§ **EXERCISE DETAILS**:
In the entries, find all lines that hold the word "heading" and copy them.

** BEGIN EXTRACTED DATA **

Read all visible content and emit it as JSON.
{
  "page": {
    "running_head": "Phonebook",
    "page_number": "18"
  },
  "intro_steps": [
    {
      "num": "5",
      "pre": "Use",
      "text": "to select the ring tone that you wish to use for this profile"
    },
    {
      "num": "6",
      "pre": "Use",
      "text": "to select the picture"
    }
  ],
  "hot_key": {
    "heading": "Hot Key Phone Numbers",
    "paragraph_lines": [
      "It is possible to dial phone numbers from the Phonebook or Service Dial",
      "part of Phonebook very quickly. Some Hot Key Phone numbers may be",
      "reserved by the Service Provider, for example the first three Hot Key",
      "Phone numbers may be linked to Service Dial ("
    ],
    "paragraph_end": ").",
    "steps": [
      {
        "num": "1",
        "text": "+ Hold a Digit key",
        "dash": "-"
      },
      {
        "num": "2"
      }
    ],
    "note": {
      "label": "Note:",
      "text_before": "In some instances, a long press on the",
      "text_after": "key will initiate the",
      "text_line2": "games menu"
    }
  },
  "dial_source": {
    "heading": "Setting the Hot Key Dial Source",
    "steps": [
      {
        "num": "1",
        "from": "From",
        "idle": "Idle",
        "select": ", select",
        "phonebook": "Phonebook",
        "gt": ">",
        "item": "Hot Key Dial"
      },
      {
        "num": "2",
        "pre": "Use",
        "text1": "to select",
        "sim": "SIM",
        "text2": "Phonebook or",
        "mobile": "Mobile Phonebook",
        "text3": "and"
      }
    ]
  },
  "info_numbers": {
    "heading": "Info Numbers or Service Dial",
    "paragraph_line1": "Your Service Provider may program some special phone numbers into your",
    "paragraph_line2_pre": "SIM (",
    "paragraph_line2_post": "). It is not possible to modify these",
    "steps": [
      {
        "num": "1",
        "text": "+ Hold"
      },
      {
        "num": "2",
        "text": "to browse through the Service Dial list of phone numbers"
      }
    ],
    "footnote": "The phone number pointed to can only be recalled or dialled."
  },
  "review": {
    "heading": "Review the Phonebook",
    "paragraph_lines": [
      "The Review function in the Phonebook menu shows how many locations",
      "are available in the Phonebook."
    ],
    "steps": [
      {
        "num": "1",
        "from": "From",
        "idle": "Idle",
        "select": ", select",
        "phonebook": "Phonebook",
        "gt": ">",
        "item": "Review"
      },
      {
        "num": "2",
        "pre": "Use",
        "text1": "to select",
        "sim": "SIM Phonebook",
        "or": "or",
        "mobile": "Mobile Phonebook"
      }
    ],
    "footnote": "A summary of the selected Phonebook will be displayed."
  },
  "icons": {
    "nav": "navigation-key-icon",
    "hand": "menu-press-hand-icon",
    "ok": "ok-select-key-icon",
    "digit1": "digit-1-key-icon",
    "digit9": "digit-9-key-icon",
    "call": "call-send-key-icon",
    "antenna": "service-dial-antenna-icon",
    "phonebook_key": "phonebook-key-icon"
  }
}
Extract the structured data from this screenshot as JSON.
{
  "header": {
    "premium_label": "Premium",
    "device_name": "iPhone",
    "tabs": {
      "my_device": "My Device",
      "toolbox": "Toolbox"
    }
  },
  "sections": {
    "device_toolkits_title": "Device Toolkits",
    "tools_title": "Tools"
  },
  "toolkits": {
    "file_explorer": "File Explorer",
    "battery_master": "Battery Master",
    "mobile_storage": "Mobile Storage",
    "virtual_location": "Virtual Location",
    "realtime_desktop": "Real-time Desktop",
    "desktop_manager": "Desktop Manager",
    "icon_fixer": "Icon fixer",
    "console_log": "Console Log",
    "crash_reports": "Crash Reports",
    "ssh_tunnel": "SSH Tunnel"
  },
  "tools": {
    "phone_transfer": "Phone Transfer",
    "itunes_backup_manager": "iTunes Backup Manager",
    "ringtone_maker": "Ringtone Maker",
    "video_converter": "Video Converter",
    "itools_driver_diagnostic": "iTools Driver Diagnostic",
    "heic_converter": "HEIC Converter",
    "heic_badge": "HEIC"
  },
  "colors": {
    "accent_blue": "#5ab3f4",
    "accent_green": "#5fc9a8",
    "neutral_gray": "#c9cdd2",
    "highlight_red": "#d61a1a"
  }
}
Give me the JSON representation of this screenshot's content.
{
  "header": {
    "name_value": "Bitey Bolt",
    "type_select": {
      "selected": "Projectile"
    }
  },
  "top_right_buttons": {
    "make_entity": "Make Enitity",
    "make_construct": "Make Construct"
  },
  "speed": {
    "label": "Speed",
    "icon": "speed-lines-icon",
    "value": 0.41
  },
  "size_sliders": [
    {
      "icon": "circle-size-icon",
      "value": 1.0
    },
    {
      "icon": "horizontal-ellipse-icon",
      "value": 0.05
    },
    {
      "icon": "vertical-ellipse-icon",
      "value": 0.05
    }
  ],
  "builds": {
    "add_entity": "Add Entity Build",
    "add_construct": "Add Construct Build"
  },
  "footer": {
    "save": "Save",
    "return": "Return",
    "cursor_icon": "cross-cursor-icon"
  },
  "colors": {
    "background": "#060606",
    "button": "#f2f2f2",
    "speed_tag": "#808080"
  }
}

** END EXTRACTED DATA **
** BEGIN EXTRACTED DATA **

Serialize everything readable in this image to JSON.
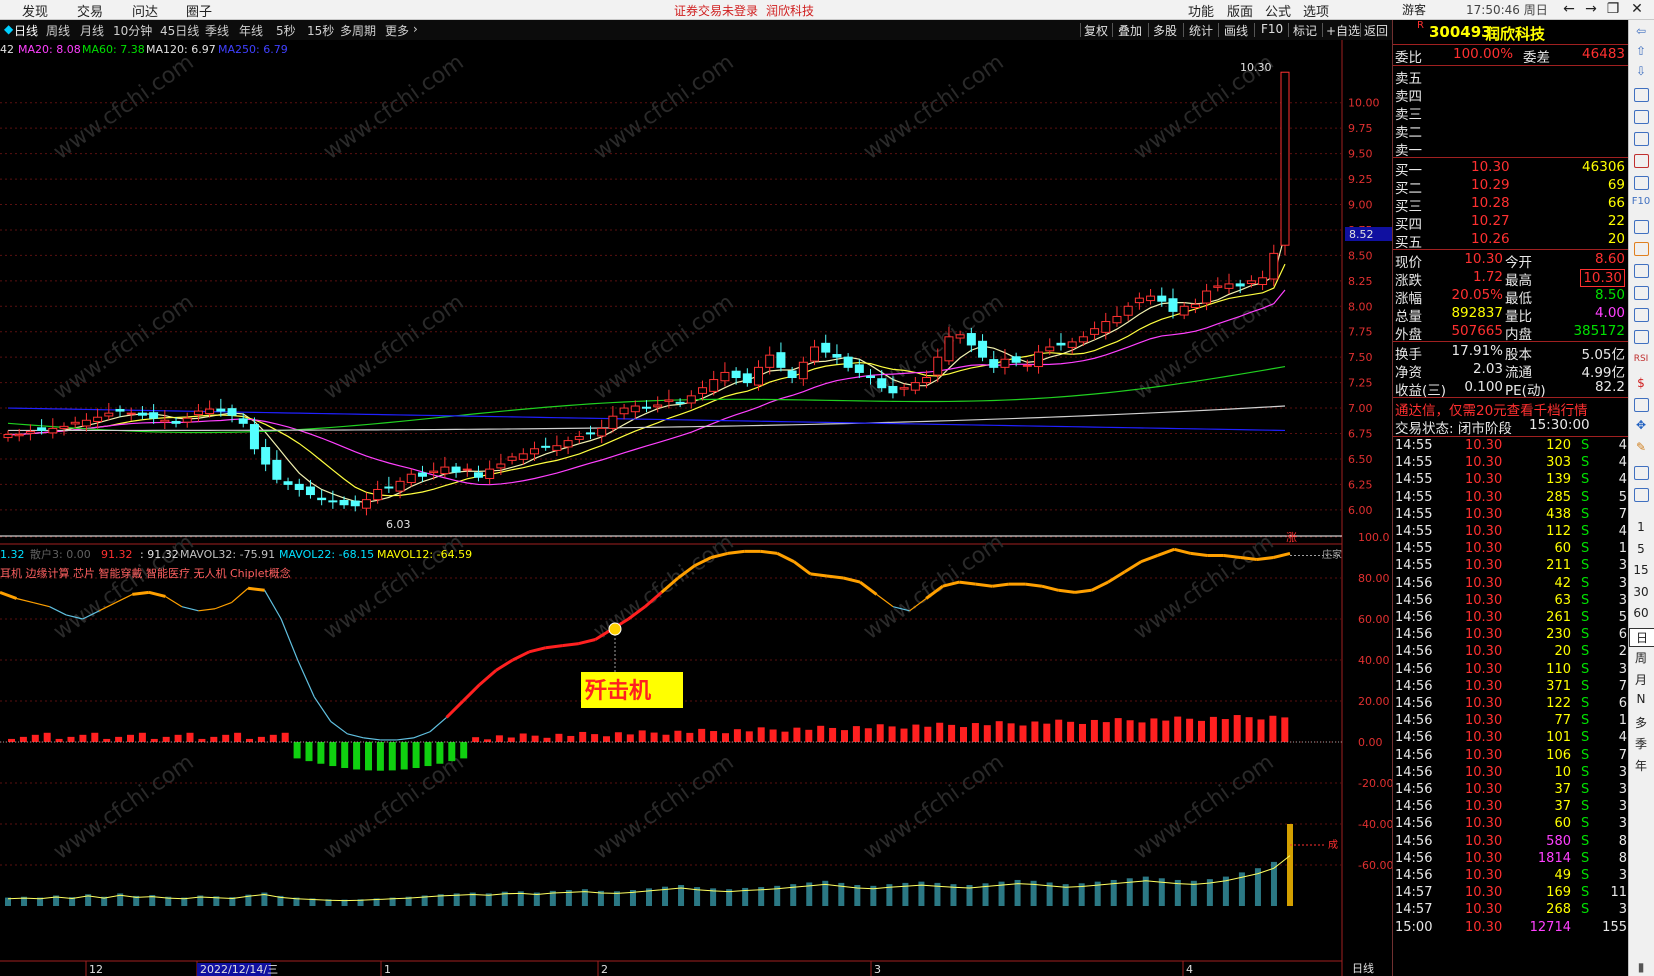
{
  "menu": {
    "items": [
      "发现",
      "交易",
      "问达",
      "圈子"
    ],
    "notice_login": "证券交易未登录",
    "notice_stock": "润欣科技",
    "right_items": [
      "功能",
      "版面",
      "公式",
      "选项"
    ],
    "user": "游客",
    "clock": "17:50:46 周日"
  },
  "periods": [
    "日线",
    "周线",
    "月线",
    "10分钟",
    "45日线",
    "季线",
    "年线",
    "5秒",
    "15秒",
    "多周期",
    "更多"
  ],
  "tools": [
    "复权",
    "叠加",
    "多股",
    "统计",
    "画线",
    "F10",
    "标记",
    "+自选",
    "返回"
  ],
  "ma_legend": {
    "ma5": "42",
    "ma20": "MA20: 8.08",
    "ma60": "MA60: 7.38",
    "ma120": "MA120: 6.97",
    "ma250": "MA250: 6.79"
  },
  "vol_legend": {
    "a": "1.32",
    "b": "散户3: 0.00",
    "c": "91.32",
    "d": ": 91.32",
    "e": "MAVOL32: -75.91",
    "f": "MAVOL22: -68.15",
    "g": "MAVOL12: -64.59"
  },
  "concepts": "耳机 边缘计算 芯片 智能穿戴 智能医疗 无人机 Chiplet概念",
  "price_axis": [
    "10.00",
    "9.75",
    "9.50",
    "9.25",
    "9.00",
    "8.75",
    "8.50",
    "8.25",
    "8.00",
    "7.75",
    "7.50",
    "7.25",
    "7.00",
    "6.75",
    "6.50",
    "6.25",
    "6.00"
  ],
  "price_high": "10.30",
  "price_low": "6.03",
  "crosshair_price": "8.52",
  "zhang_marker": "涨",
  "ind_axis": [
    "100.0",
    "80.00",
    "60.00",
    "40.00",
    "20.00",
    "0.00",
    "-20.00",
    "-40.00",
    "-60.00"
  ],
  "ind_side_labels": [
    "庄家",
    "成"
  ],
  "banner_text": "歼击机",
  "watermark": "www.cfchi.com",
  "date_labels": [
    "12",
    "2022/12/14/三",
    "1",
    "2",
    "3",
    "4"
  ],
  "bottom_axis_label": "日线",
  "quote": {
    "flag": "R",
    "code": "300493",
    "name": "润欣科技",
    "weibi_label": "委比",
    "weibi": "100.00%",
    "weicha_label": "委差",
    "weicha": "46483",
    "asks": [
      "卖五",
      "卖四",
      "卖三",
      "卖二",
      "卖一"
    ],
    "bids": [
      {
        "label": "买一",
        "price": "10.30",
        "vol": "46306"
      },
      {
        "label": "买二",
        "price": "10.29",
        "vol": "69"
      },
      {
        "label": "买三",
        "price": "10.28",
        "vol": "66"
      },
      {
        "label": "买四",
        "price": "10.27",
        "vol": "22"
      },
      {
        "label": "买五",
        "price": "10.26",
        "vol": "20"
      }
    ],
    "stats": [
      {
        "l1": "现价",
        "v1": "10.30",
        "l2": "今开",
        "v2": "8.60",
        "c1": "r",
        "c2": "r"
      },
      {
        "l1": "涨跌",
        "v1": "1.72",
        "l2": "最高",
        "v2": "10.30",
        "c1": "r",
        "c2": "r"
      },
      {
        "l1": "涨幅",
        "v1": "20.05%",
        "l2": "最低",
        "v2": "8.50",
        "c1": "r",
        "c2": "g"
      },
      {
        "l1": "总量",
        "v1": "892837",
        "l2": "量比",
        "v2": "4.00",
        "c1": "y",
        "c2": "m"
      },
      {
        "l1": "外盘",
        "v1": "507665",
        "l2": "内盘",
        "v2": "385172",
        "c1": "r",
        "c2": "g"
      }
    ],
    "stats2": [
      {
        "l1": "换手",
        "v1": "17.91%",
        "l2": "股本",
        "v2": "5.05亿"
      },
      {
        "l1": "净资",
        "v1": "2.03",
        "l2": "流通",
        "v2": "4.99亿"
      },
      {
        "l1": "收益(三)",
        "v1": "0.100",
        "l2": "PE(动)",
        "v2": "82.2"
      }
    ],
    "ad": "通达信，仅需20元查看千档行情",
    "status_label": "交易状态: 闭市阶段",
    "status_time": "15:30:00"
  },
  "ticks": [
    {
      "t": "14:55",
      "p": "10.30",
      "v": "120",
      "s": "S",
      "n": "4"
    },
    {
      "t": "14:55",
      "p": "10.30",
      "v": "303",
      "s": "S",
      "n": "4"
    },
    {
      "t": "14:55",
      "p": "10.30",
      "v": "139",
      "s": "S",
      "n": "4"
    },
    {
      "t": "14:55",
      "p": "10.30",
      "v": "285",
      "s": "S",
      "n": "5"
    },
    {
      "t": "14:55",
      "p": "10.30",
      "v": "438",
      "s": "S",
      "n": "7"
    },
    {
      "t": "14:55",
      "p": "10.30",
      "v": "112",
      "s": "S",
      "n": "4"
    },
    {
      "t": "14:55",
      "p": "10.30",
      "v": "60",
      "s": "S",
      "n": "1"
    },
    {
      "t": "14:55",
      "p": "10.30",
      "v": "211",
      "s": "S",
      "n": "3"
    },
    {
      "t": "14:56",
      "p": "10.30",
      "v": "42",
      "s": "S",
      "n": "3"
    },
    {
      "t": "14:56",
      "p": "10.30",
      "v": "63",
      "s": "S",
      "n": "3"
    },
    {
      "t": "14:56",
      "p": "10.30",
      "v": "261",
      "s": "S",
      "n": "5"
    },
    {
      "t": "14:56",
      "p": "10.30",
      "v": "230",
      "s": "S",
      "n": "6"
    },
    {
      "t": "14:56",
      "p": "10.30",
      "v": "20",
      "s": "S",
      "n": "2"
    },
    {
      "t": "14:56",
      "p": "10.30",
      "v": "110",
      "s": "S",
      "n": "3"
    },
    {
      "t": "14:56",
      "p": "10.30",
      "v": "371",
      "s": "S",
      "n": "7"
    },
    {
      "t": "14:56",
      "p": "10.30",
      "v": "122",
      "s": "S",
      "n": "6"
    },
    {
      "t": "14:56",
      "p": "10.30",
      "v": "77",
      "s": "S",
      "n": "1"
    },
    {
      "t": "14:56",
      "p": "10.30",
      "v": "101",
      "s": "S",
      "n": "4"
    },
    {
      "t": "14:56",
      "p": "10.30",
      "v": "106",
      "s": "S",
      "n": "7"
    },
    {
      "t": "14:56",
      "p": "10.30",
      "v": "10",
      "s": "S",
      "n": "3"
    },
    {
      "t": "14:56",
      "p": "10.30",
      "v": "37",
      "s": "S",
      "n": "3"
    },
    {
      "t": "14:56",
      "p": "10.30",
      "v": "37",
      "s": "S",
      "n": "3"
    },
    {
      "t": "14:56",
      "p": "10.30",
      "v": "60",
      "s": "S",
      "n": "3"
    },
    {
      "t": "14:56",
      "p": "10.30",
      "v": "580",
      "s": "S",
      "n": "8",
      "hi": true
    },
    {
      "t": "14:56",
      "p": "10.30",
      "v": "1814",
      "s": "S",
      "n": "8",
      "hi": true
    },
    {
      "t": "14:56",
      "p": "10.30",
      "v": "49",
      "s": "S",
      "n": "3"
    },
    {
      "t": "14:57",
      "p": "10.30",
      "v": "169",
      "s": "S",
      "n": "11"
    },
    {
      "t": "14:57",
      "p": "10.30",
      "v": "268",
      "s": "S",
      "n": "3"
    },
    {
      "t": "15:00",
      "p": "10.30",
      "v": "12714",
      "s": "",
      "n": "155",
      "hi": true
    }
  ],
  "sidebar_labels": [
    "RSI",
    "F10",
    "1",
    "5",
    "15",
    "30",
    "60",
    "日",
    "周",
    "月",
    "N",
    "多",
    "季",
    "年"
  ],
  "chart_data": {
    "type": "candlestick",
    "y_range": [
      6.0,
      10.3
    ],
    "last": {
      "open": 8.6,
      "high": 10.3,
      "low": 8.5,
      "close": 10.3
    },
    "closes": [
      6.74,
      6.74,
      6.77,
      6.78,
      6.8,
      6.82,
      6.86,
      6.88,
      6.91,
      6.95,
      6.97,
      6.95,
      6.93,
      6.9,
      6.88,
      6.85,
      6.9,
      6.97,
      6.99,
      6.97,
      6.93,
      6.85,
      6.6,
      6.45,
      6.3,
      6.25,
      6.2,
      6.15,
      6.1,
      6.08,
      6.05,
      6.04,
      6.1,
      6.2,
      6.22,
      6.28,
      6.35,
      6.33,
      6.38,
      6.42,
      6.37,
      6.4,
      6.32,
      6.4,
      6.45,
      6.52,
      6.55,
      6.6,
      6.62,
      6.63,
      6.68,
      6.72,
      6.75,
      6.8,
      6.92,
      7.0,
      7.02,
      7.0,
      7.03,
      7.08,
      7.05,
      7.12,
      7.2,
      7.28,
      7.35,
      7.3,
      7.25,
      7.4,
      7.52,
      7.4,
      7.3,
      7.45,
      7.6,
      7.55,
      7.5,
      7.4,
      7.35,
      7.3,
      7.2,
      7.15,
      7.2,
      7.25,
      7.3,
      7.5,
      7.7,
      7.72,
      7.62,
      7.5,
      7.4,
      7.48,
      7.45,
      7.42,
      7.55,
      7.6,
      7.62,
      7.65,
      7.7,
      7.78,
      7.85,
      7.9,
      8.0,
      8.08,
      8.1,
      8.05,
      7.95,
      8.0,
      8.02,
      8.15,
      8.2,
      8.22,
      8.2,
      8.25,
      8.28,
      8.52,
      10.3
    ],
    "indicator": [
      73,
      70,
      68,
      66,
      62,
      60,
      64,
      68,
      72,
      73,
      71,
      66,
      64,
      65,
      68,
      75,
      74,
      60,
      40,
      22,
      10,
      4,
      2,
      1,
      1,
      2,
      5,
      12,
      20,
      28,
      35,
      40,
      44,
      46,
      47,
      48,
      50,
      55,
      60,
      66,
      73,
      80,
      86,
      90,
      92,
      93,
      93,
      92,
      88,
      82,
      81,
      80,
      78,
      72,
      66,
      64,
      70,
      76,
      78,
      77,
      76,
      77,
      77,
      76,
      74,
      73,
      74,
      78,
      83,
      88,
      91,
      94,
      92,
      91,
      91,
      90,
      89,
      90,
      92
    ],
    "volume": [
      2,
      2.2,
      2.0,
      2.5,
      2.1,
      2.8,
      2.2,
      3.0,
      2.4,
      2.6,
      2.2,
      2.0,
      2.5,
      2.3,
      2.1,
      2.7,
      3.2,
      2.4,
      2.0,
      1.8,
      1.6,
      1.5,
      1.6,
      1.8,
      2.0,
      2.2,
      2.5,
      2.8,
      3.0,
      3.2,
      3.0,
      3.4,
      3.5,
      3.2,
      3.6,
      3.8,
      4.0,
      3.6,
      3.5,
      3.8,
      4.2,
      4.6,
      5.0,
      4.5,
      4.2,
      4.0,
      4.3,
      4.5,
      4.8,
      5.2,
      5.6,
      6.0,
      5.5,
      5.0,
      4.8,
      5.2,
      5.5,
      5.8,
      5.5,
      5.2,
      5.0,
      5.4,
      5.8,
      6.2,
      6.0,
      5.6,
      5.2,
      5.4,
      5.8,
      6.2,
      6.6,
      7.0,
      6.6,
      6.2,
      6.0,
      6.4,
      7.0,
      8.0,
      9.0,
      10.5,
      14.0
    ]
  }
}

** END EXTRACTED DATA **
** BEGIN EXTRACTED DATA **

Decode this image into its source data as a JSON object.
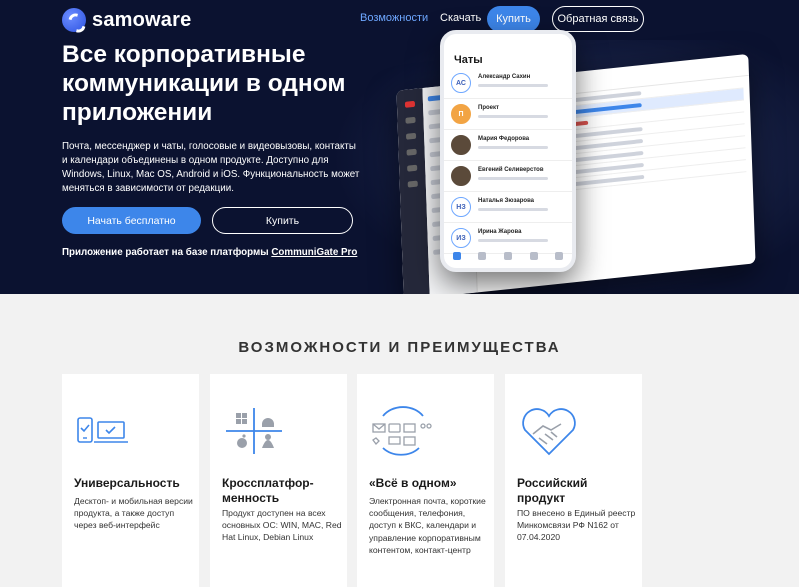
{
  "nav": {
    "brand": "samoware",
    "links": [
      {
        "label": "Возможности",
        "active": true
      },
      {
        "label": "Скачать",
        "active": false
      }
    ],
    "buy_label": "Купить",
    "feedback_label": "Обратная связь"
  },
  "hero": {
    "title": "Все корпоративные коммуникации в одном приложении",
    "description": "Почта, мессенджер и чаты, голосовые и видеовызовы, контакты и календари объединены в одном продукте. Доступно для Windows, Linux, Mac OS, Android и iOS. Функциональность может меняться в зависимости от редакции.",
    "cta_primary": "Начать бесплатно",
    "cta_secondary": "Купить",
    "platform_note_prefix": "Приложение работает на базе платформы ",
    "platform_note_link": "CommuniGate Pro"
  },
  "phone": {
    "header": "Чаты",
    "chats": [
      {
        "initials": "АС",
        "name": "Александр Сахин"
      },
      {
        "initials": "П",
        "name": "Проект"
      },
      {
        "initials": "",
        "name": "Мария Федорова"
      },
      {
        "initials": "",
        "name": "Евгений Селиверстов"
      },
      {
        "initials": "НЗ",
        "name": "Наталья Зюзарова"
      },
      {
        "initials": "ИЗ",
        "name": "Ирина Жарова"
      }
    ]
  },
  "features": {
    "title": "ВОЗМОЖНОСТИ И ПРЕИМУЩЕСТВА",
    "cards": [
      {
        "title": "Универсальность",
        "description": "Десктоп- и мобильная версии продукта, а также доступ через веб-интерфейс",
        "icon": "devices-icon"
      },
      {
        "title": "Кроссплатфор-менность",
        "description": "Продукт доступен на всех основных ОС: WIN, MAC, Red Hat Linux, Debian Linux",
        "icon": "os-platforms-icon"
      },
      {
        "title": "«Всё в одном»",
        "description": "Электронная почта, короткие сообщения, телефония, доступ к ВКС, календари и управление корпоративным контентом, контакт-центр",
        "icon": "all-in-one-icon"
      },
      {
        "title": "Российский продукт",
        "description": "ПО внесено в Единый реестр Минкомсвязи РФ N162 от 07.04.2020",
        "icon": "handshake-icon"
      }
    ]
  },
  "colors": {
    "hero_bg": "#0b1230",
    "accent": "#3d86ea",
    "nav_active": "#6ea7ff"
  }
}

** END EXTRACTED DATA **

§ **SOLUTION TO THIS PROBLEM**:
    "heading": "Hot Key Phone Numbers",
    "heading": "Setting the Hot Key Dial Source",
    "heading": "Info Numbers or Service Dial",
    "heading": "Review the Phonebook",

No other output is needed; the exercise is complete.